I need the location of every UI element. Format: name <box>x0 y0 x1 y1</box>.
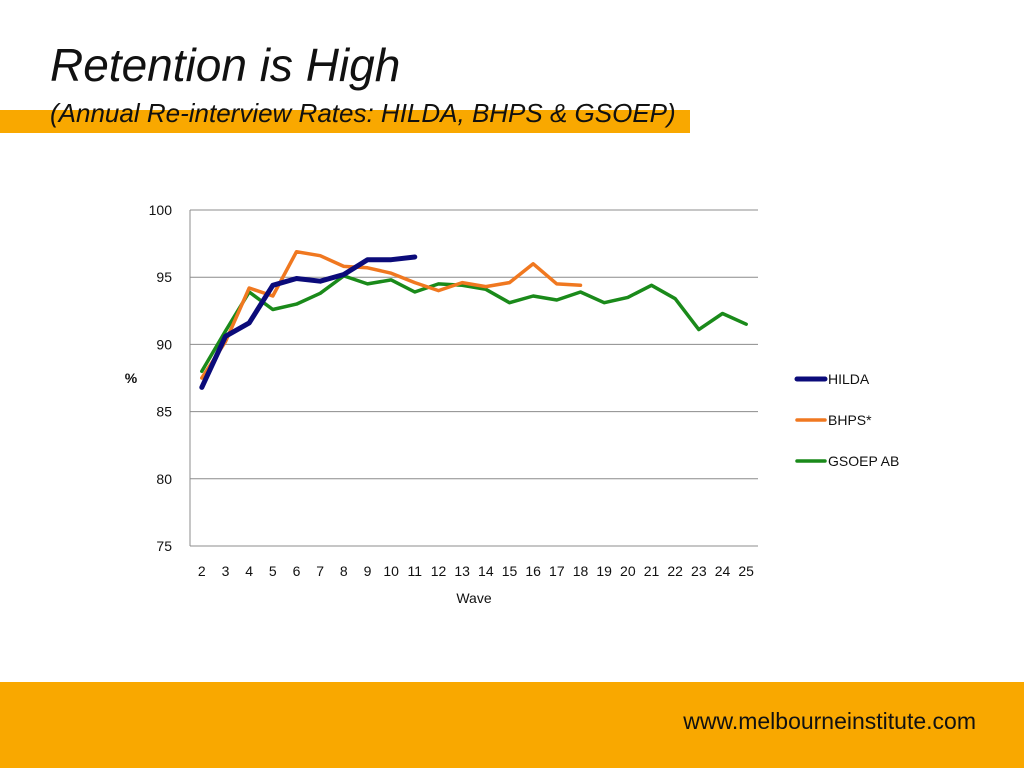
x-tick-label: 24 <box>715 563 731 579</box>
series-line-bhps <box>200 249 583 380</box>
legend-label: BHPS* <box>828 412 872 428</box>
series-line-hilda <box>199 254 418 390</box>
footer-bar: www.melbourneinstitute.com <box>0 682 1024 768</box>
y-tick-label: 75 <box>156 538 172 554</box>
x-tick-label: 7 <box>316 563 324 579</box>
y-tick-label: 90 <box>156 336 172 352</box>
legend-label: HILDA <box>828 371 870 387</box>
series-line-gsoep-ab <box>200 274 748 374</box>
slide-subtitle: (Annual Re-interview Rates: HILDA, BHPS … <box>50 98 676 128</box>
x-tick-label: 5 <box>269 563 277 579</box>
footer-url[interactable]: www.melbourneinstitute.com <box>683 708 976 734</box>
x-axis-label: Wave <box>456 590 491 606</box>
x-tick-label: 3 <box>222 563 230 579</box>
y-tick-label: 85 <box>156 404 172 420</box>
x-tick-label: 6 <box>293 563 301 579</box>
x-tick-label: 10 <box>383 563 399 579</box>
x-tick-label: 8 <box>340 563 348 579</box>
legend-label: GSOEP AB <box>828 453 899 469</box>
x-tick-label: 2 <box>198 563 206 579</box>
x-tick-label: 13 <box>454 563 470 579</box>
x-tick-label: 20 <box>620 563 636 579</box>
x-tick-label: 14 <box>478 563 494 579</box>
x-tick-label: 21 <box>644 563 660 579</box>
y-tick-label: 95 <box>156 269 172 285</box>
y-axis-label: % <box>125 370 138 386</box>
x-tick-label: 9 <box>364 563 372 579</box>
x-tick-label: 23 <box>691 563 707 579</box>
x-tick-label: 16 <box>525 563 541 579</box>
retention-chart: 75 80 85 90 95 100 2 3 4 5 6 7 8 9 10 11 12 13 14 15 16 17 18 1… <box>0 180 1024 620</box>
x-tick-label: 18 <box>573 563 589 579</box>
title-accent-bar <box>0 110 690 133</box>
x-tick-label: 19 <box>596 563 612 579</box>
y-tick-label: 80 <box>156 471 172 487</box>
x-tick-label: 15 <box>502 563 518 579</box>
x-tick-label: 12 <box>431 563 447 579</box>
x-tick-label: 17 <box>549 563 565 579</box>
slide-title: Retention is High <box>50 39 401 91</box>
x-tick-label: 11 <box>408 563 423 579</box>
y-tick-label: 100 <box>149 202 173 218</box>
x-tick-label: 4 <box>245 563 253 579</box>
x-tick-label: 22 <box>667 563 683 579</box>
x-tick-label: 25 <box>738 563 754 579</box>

----

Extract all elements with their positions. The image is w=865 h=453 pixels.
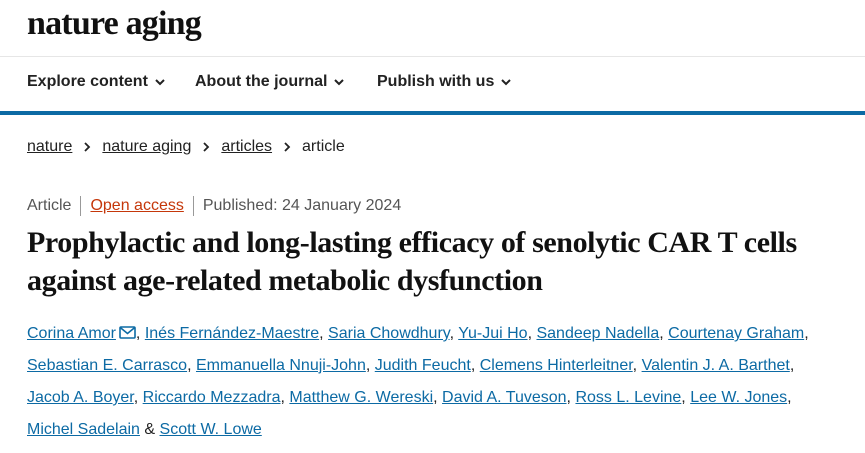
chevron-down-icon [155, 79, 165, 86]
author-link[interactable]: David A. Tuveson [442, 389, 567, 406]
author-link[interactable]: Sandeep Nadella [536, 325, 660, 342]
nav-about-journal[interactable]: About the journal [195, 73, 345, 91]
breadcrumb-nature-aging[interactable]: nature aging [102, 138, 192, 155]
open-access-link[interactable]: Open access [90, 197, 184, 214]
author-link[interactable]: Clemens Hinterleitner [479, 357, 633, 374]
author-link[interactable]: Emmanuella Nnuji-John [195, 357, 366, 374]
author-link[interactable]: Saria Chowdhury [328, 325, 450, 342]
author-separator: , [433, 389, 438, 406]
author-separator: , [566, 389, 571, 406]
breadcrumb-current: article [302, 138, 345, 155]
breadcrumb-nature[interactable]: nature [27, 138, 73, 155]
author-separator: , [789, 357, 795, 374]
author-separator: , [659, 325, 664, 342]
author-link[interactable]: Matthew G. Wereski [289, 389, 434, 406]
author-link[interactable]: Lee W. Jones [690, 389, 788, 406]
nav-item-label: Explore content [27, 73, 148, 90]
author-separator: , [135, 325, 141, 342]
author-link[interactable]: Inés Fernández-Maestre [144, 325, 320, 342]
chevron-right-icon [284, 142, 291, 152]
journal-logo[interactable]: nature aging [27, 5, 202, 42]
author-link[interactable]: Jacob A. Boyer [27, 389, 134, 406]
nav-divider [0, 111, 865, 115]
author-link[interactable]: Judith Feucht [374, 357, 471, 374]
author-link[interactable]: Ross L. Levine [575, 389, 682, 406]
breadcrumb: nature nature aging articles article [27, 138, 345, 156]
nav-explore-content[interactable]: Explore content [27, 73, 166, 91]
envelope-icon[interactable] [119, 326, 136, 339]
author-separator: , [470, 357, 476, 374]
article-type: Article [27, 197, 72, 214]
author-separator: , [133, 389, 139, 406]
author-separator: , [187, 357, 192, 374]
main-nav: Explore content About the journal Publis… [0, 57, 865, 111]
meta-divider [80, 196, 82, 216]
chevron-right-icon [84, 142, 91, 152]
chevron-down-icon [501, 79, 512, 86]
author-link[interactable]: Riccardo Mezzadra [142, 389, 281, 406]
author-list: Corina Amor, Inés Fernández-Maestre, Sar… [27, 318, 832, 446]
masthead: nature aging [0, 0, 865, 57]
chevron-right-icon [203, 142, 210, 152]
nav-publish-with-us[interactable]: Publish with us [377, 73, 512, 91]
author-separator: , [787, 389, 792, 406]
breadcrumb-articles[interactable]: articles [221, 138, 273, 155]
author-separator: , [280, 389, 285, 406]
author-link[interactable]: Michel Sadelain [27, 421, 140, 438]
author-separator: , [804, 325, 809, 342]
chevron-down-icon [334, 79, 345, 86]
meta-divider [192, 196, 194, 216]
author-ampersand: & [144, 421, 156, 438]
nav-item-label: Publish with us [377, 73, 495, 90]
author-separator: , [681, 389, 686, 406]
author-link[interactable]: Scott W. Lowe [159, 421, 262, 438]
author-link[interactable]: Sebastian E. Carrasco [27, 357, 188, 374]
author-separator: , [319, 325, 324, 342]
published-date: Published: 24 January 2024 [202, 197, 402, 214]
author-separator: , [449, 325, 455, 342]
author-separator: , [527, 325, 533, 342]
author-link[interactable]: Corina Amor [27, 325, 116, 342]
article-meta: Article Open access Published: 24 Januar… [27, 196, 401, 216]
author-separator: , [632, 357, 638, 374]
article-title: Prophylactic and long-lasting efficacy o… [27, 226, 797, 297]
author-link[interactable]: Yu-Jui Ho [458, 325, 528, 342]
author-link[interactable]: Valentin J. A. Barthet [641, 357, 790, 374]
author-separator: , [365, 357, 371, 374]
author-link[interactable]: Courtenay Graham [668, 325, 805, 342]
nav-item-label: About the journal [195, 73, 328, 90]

----

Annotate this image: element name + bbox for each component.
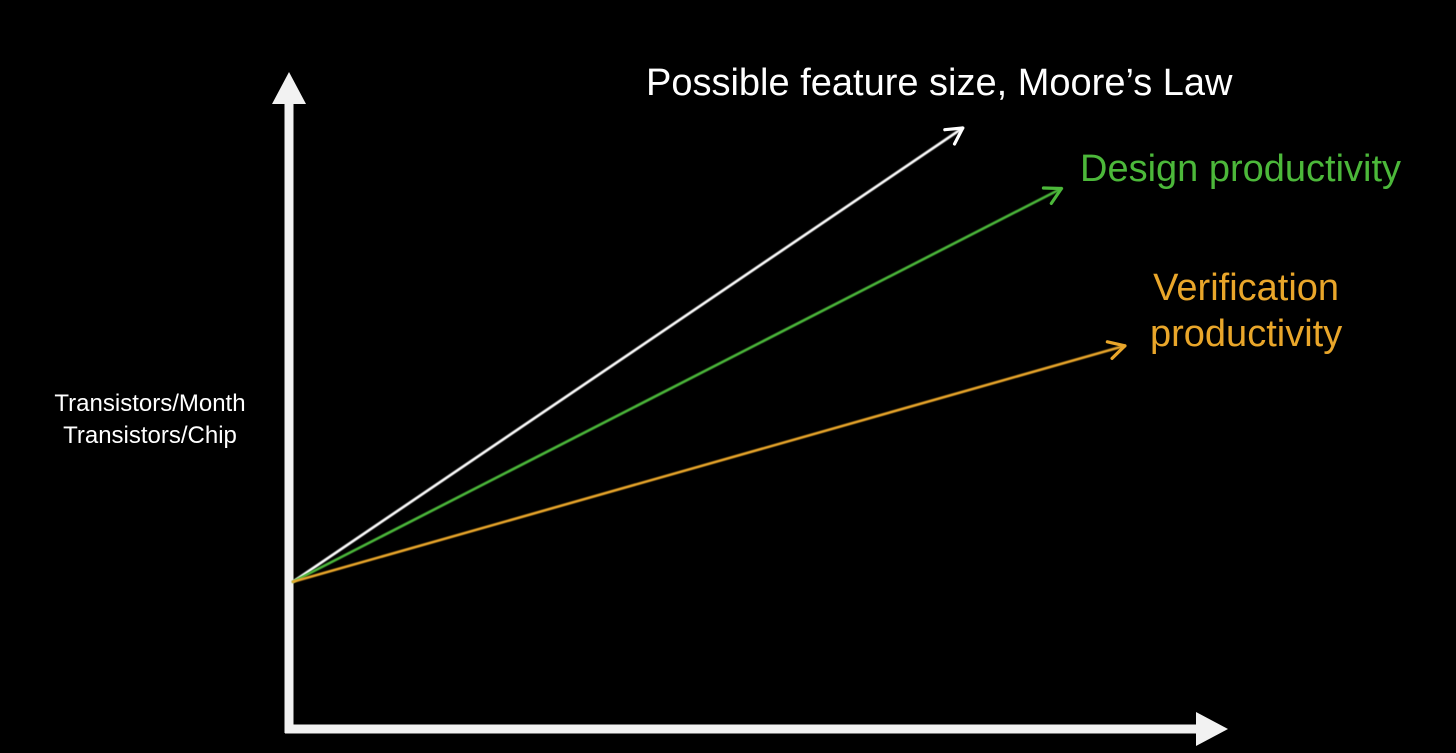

----

#### EXERCISE
Retype the lines starting with the line that contains "I need the location" and going on through the line that contains "x-tick-label: 5 <box>269 563 277 579</box>", both included, with the pictures left out.

#### EXERCISE OUTPUT
I need the location of every UI element. Format: name <box>x0 y0 x1 y1</box>.
x-tick-label: 24 <box>715 563 731 579</box>
series-line-bhps <box>200 249 583 380</box>
legend-label: BHPS* <box>828 412 872 428</box>
series-line-hilda <box>199 254 418 390</box>
footer-bar: www.melbourneinstitute.com <box>0 682 1024 768</box>
y-tick-label: 75 <box>156 538 172 554</box>
x-tick-label: 7 <box>316 563 324 579</box>
y-tick-label: 90 <box>156 336 172 352</box>
legend-label: HILDA <box>828 371 870 387</box>
series-line-gsoep-ab <box>200 274 748 374</box>
slide-subtitle: (Annual Re-interview Rates: HILDA, BHPS … <box>50 98 676 128</box>
x-tick-label: 5 <box>269 563 277 579</box>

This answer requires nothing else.